Print the entries verbatim, leaving out the images they contain.

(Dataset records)
— Begin —

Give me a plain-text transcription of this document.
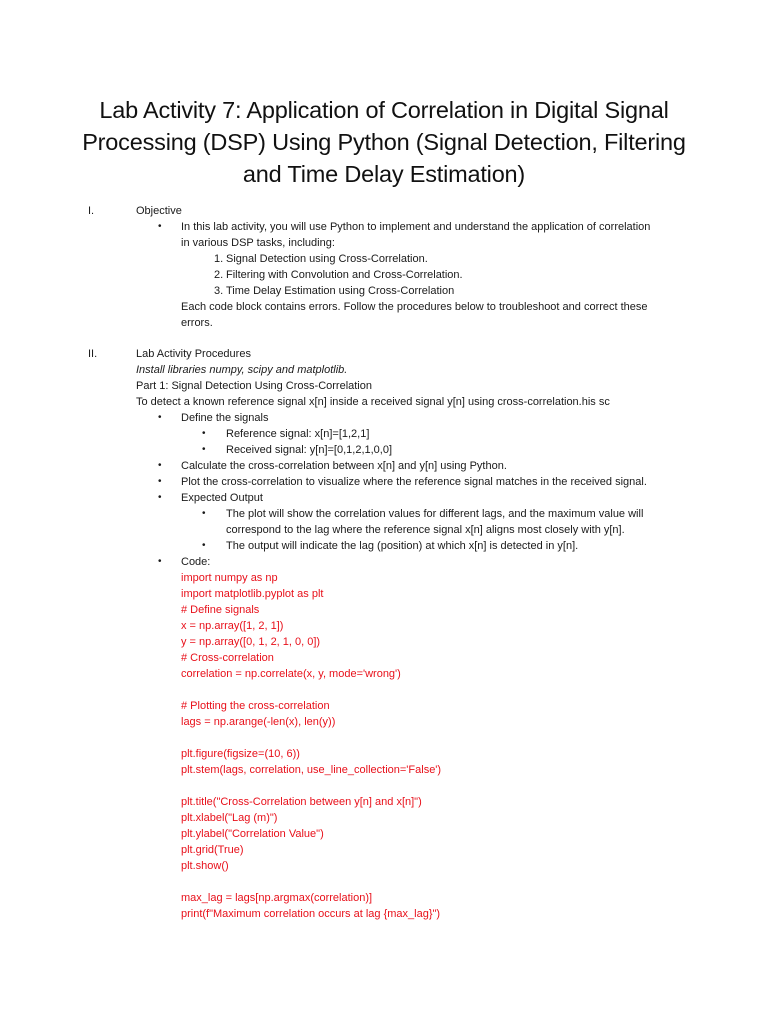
Lab Activity 7: Application of Correlation in Digital Signal
Processing (DSP) Using Python (Signal Detection, Filtering
and Time Delay Estimation)
I.	Objective
• In this lab activity, you will use Python to implement and understand the application of correlation
in various DSP tasks, including:
1. Signal Detection using Cross-Correlation.
2. Filtering with Convolution and Cross-Correlation.
3. Time Delay Estimation using Cross-Correlation
Each code block contains errors. Follow the procedures below to troubleshoot and correct these
errors.
II.	Lab Activity Procedures
Install libraries numpy, scipy and matplotlib.
Part 1: Signal Detection Using Cross-Correlation
To detect a known reference signal x[n] inside a received signal y[n] using cross-correlation.his sc
• Define the signals
• Reference signal: x[n]=[1,2,1]
• Received signal: y[n]=[0,1,2,1,0,0]
• Calculate the cross-correlation between x[n] and y[n] using Python.
• Plot the cross-correlation to visualize where the reference signal matches in the received signal.
• Expected Output
• The plot will show the correlation values for different lags, and the maximum value will
correspond to the lag where the reference signal x[n] aligns most closely with y[n].
• The output will indicate the lag (position) at which x[n] is detected in y[n].
• Code:
import numpy as np
import matplotlib.pyplot as plt
# Define signals
x = np.array([1, 2, 1])
y = np.array([0, 1, 2, 1, 0, 0])
# Cross-correlation
correlation = np.correlate(x, y, mode='wrong')
# Plotting the cross-correlation
lags = np.arange(-len(x), len(y))
plt.figure(figsize=(10, 6))
plt.stem(lags, correlation, use_line_collection='False')
plt.title("Cross-Correlation between y[n] and x[n]")
plt.xlabel("Lag (m)")
plt.ylabel("Correlation Value")
plt.grid(True)
plt.show()
max_lag = lags[np.argmax(correlation)]
print(f"Maximum correlation occurs at lag {max_lag}")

— End —

▶ EXERCISE RESPONSE:
Give me a plain-text transcription of this document.
Lab Activity 7: Application of Correlation in Digital Signal
Processing (DSP) Using Python (Signal Detection, Filtering
and Time Delay Estimation)
I.	Objective
• In this lab activity, you will use Python to implement and understand the application of correlation
in various DSP tasks, including:
1. Signal Detection using Cross-Correlation.
2. Filtering with Convolution and Cross-Correlation.
3. Time Delay Estimation using Cross-Correlation
Each code block contains errors. Follow the procedures below to troubleshoot and correct these
errors.
II.	Lab Activity Procedures
Install libraries numpy, scipy and matplotlib.
Part 1: Signal Detection Using Cross-Correlation
To detect a known reference signal x[n] inside a received signal y[n] using cross-correlation.his sc
• Define the signals
• Reference signal: x[n]=[1,2,1]
• Received signal: y[n]=[0,1,2,1,0,0]
• Calculate the cross-correlation between x[n] and y[n] using Python.
• Plot the cross-correlation to visualize where the reference signal matches in the received signal.
• Expected Output
• The plot will show the correlation values for different lags, and the maximum value will
correspond to the lag where the reference signal x[n] aligns most closely with y[n].
• The output will indicate the lag (position) at which x[n] is detected in y[n].
• Code:
import numpy as np
import matplotlib.pyplot as plt
# Define signals
x = np.array([1, 2, 1])
y = np.array([0, 1, 2, 1, 0, 0])
# Cross-correlation
correlation = np.correlate(x, y, mode='wrong')
# Plotting the cross-correlation
lags = np.arange(-len(x), len(y))
plt.figure(figsize=(10, 6))
plt.stem(lags, correlation, use_line_collection='False')
plt.title("Cross-Correlation between y[n] and x[n]")
plt.xlabel("Lag (m)")
plt.ylabel("Correlation Value")
plt.grid(True)
plt.show()
max_lag = lags[np.argmax(correlation)]
print(f"Maximum correlation occurs at lag {max_lag}")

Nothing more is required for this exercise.